▶ **Short task**: Each entry below must be repeated exactly, with pictures left out.

- - -

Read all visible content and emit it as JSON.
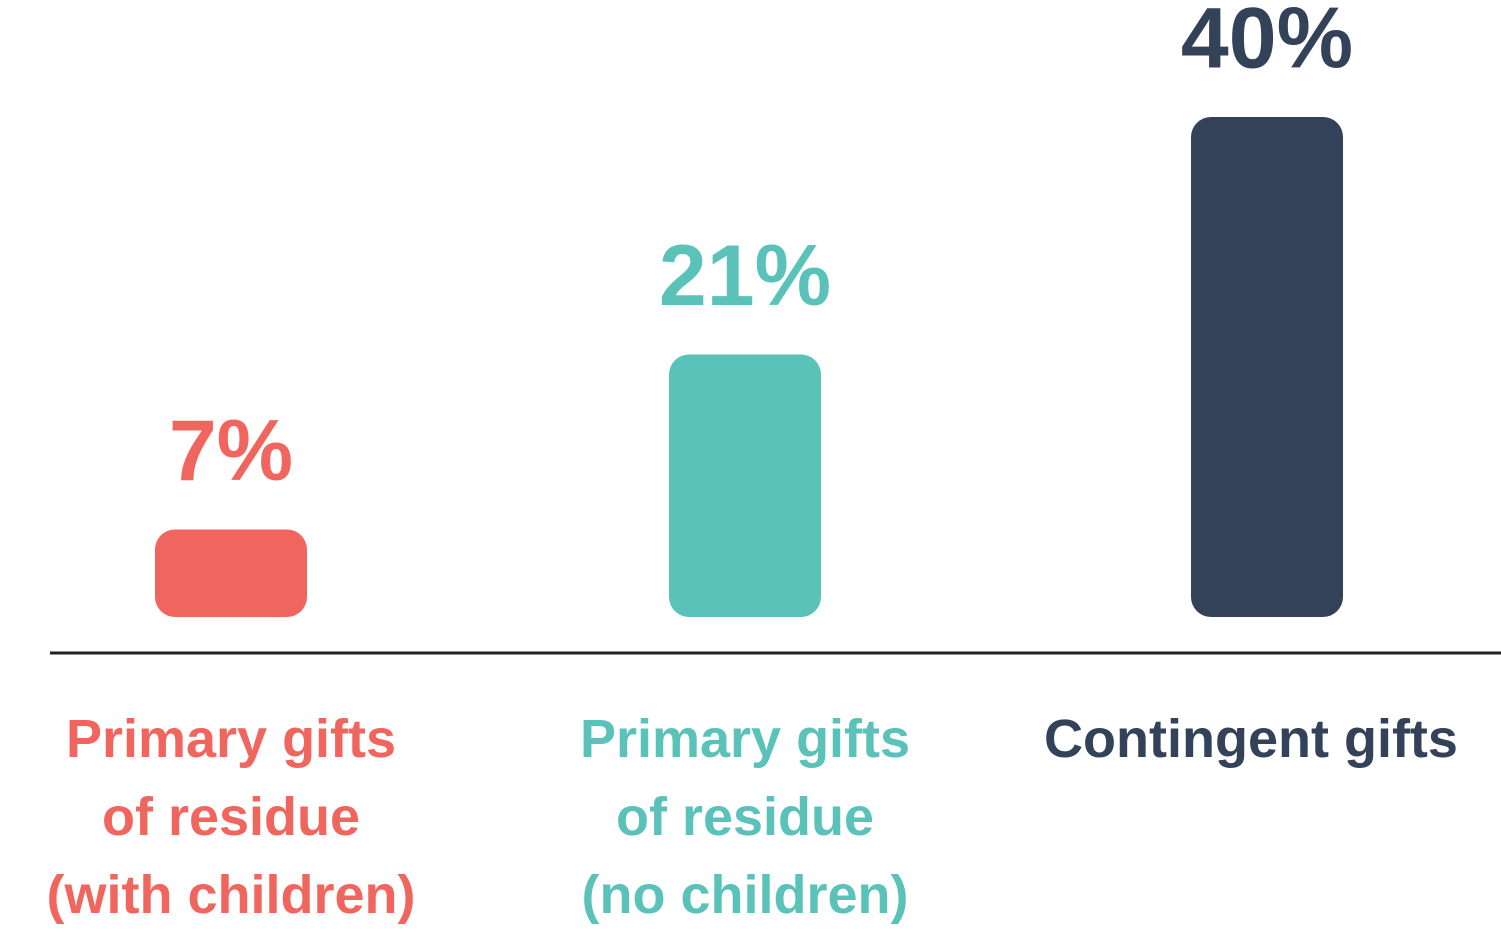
{
  "chart_data": {
    "type": "bar",
    "categories": [
      "Primary gifts\nof residue\n(with children)",
      "Primary gifts\nof residue\n(no children)",
      "Contingent gifts"
    ],
    "values": [
      7,
      21,
      40
    ],
    "value_labels": [
      "7%",
      "21%",
      "40%"
    ],
    "colors": [
      "#f0665e",
      "#5bc2b9",
      "#334159"
    ]
  }
}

- - -

▶ **Output of the task**:
Read all visible content and emit it as JSON.
{
  "chart_data": {
    "type": "bar",
    "categories": [
      "Primary gifts\nof residue\n(with children)",
      "Primary gifts\nof residue\n(no children)",
      "Contingent gifts"
    ],
    "values": [
      7,
      21,
      40
    ],
    "value_labels": [
      "7%",
      "21%",
      "40%"
    ],
    "colors": [
      "#f0665e",
      "#5bc2b9",
      "#334159"
    ]
  }
}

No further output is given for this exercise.